Labeled region entries:
start

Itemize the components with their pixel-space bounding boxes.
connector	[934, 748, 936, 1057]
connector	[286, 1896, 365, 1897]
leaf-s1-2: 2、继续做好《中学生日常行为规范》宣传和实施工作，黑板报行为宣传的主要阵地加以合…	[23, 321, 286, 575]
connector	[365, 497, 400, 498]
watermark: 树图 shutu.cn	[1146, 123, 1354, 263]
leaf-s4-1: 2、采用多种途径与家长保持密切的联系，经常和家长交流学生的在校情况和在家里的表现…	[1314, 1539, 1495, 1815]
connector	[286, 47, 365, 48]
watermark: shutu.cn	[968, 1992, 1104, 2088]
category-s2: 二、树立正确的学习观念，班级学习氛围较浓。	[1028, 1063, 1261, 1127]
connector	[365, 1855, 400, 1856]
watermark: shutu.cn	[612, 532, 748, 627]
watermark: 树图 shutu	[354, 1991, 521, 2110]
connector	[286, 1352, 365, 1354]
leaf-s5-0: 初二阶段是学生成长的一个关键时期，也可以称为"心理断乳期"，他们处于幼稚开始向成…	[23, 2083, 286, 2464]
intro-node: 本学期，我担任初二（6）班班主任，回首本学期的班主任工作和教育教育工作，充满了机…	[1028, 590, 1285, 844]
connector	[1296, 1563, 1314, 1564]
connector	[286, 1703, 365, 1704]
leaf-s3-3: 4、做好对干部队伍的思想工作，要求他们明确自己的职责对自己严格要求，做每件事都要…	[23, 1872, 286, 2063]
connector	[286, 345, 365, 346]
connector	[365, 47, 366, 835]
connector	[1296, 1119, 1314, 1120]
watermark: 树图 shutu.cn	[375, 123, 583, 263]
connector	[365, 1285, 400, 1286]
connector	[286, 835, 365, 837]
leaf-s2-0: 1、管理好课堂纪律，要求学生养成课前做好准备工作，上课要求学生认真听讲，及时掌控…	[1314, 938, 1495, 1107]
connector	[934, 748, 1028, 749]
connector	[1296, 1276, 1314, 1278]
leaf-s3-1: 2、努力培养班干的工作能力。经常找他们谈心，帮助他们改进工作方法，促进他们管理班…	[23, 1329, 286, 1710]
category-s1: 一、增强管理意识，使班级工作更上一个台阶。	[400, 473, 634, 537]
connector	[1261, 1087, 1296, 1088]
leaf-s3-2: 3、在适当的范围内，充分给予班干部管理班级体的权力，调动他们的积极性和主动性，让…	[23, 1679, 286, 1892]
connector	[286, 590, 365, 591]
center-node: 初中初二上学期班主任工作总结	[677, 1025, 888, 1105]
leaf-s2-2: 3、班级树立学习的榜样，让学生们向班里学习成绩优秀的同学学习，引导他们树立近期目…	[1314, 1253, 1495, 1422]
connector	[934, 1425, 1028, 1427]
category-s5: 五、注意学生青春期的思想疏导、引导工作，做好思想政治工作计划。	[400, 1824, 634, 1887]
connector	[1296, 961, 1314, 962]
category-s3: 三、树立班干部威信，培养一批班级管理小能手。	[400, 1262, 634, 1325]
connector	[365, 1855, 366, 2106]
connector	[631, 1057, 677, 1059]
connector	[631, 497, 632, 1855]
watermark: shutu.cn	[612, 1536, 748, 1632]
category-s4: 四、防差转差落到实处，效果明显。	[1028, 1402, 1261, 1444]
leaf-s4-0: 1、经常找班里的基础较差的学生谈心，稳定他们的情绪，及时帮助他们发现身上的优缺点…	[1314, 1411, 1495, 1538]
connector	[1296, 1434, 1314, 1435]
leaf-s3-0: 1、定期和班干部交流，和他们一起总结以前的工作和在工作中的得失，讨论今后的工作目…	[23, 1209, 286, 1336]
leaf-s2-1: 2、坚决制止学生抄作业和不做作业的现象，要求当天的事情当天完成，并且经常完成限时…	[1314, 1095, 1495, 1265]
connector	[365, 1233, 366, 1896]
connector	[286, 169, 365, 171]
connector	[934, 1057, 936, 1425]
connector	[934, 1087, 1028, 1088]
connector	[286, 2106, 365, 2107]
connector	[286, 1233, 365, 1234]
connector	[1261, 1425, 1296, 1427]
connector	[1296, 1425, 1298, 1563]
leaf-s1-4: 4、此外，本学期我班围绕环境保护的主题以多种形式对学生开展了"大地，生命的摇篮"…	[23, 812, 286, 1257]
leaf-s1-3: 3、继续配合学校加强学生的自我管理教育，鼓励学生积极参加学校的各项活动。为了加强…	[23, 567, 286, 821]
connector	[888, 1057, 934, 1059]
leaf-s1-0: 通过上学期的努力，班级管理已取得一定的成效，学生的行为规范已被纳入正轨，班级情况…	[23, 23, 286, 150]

end

Directions for this task: Turn every line in the entries above into a numbered list, and leave out any blank lines.

Exercise response:
1. Itemize the components with their pixel-space bounding boxes.
2. connector	[934, 748, 936, 1057]
3. connector	[286, 1896, 365, 1897]
4. leaf-s1-2: 2、继续做好《中学生日常行为规范》宣传和实施工作，黑板报行为宣传的主要阵地加以合…	[23, 321, 286, 575]
5. connector	[365, 497, 400, 498]
6. watermark: 树图 shutu.cn	[1146, 123, 1354, 263]
7. leaf-s4-1: 2、采用多种途径与家长保持密切的联系，经常和家长交流学生的在校情况和在家里的表现…	[1314, 1539, 1495, 1815]
8. connector	[286, 47, 365, 48]
9. watermark: shutu.cn	[968, 1992, 1104, 2088]
10. category-s2: 二、树立正确的学习观念，班级学习氛围较浓。	[1028, 1063, 1261, 1127]
11. connector	[365, 1855, 400, 1856]
12. watermark: shutu.cn	[612, 532, 748, 627]
13. watermark: 树图 shutu	[354, 1991, 521, 2110]
14. connector	[286, 1352, 365, 1354]
15. leaf-s5-0: 初二阶段是学生成长的一个关键时期，也可以称为"心理断乳期"，他们处于幼稚开始向成…	[23, 2083, 286, 2464]
16. intro-node: 本学期，我担任初二（6）班班主任，回首本学期的班主任工作和教育教育工作，充满了机…	[1028, 590, 1285, 844]
17. connector	[1296, 1563, 1314, 1564]
18. connector	[286, 1703, 365, 1704]
19. leaf-s3-3: 4、做好对干部队伍的思想工作，要求他们明确自己的职责对自己严格要求，做每件事都要…	[23, 1872, 286, 2063]
20. connector	[286, 345, 365, 346]
21. connector	[365, 47, 366, 835]
22. connector	[1296, 1119, 1314, 1120]
23. watermark: 树图 shutu.cn	[375, 123, 583, 263]
24. connector	[365, 1285, 400, 1286]
25. connector	[286, 835, 365, 837]
26. leaf-s2-0: 1、管理好课堂纪律，要求学生养成课前做好准备工作，上课要求学生认真听讲，及时掌控…	[1314, 938, 1495, 1107]
27. connector	[934, 748, 1028, 749]
28. connector	[1296, 1276, 1314, 1278]
29. leaf-s3-1: 2、努力培养班干的工作能力。经常找他们谈心，帮助他们改进工作方法，促进他们管理班…	[23, 1329, 286, 1710]
30. category-s1: 一、增强管理意识，使班级工作更上一个台阶。	[400, 473, 634, 537]
31. connector	[1261, 1087, 1296, 1088]
32. leaf-s3-2: 3、在适当的范围内，充分给予班干部管理班级体的权力，调动他们的积极性和主动性，让…	[23, 1679, 286, 1892]
33. connector	[286, 590, 365, 591]
34. center-node: 初中初二上学期班主任工作总结	[677, 1025, 888, 1105]
35. leaf-s2-2: 3、班级树立学习的榜样，让学生们向班里学习成绩优秀的同学学习，引导他们树立近期目…	[1314, 1253, 1495, 1422]
36. connector	[934, 1425, 1028, 1427]
37. category-s5: 五、注意学生青春期的思想疏导、引导工作，做好思想政治工作计划。	[400, 1824, 634, 1887]
38. connector	[1296, 961, 1314, 962]
39. category-s3: 三、树立班干部威信，培养一批班级管理小能手。	[400, 1262, 634, 1325]
40. connector	[365, 1855, 366, 2106]
41. connector	[631, 1057, 677, 1059]
42. connector	[631, 497, 632, 1855]
43. watermark: shutu.cn	[612, 1536, 748, 1632]
44. category-s4: 四、防差转差落到实处，效果明显。	[1028, 1402, 1261, 1444]
45. leaf-s4-0: 1、经常找班里的基础较差的学生谈心，稳定他们的情绪，及时帮助他们发现身上的优缺点…	[1314, 1411, 1495, 1538]
46. connector	[1296, 1434, 1314, 1435]
47. leaf-s3-0: 1、定期和班干部交流，和他们一起总结以前的工作和在工作中的得失，讨论今后的工作目…	[23, 1209, 286, 1336]
48. leaf-s2-1: 2、坚决制止学生抄作业和不做作业的现象，要求当天的事情当天完成，并且经常完成限时…	[1314, 1095, 1495, 1265]
49. connector	[365, 1233, 366, 1896]
50. connector	[286, 169, 365, 171]
51. connector	[934, 1057, 936, 1425]
52. connector	[934, 1087, 1028, 1088]
53. connector	[286, 2106, 365, 2107]
54. connector	[286, 1233, 365, 1234]
55. connector	[1261, 1425, 1296, 1427]
56. connector	[1296, 1425, 1298, 1563]
57. leaf-s1-4: 4、此外，本学期我班围绕环境保护的主题以多种形式对学生开展了"大地，生命的摇篮"…	[23, 812, 286, 1257]
58. leaf-s1-3: 3、继续配合学校加强学生的自我管理教育，鼓励学生积极参加学校的各项活动。为了加强…	[23, 567, 286, 821]
59. connector	[888, 1057, 934, 1059]
60. leaf-s1-0: 通过上学期的努力，班级管理已取得一定的成效，学生的行为规范已被纳入正轨，班级情况…	[23, 23, 286, 150]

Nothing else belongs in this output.